__Description of the task__:
Report how many lines contain "IPSec"; state the number and nothing else.

— BEGIN Available records —

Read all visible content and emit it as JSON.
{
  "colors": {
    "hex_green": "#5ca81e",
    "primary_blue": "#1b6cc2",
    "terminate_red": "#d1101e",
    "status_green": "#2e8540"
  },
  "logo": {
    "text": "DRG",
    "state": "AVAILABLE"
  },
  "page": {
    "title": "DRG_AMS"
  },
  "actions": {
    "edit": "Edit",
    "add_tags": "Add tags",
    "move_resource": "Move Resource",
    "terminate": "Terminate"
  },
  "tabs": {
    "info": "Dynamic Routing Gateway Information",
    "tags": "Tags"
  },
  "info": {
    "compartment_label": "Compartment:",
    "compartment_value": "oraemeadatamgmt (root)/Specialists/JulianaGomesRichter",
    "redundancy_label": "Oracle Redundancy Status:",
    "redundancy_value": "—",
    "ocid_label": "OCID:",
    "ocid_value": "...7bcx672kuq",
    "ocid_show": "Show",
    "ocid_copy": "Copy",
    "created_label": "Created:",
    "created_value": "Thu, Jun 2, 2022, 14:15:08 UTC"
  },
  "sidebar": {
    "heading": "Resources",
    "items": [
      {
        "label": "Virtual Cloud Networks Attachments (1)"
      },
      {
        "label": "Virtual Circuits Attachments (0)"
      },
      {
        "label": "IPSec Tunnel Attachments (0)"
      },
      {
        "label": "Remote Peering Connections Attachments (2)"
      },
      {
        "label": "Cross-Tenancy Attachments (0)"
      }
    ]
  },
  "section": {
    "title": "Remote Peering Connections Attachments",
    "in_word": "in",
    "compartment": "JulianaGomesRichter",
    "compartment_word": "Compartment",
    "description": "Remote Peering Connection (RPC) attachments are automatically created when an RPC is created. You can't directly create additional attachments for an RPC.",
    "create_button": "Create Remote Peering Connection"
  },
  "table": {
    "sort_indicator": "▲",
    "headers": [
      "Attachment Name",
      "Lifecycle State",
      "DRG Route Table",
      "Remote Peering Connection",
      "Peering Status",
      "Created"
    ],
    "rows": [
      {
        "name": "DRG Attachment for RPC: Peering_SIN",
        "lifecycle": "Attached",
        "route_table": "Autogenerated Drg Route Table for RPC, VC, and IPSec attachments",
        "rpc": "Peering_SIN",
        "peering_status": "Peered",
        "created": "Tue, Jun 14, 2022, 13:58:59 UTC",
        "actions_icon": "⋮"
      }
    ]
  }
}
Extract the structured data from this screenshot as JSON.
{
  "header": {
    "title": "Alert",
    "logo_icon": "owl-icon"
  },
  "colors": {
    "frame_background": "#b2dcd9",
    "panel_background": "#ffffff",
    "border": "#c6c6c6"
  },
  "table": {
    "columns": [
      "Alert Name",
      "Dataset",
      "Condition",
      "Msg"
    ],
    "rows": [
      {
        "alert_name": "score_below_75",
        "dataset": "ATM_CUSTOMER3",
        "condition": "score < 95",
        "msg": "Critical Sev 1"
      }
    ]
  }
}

— END Available records —
— BEGIN Available records —

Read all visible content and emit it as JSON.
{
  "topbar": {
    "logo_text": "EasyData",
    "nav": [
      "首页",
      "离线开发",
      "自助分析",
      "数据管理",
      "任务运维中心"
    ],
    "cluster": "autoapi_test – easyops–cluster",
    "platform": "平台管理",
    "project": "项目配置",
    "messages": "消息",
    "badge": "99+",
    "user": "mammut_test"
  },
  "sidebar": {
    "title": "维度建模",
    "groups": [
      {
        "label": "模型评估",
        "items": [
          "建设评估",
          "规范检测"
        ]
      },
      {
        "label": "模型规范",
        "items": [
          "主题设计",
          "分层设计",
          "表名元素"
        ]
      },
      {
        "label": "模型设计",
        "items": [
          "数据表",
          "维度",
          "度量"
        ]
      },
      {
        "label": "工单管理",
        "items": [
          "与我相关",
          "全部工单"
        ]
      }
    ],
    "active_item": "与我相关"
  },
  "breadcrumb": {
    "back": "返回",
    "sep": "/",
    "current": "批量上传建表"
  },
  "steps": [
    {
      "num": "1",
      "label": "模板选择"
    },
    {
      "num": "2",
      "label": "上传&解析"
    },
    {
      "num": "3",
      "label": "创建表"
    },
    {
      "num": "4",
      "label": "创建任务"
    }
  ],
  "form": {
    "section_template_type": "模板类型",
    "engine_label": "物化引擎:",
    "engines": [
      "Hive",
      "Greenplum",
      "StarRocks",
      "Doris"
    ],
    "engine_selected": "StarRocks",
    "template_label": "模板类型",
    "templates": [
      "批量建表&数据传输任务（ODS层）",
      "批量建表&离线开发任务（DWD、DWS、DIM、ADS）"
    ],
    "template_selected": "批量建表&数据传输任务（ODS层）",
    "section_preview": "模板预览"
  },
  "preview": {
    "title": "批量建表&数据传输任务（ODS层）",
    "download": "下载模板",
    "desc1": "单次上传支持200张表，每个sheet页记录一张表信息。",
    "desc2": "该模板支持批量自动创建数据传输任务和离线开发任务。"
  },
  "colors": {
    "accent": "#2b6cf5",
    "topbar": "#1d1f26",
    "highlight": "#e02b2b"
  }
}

— END Available records —

__Response for this exercise__:
2